### DATA FOR THE TASK
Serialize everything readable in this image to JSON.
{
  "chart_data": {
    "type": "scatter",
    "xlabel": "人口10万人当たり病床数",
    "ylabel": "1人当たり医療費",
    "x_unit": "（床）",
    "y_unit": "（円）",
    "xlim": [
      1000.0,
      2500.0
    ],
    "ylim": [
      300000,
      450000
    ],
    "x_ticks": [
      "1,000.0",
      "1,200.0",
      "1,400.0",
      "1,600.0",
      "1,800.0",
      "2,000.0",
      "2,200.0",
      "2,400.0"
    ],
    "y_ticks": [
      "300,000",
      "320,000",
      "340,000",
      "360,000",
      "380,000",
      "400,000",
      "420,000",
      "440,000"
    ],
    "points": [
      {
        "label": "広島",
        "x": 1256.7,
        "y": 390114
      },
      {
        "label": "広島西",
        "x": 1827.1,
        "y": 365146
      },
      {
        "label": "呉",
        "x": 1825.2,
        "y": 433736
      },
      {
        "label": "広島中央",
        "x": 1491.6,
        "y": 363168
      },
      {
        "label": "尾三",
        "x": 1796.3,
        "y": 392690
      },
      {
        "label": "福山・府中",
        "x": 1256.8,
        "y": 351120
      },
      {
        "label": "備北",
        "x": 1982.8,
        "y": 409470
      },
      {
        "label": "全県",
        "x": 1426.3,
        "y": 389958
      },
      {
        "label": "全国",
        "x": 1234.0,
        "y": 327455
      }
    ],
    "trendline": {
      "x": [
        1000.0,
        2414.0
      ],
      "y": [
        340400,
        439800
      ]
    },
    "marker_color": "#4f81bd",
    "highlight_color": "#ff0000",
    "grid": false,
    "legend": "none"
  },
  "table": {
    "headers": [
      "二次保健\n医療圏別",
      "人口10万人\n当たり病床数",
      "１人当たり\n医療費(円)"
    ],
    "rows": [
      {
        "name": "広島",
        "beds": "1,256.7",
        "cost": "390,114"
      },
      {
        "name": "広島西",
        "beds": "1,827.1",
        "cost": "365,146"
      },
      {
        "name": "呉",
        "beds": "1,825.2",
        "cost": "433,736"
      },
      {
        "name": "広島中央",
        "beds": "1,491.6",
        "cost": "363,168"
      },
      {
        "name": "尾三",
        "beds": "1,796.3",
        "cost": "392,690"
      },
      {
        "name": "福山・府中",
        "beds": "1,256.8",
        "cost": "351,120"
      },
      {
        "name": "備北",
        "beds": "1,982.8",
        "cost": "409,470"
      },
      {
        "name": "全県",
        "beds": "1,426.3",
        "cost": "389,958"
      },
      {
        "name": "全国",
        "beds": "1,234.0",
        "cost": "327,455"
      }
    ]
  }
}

### INSTRUCTIONS FOR THE TASK
Check each line of the material above for "beds" and say how many lines contain it, giving the number alone.

### THE OUTPUT
9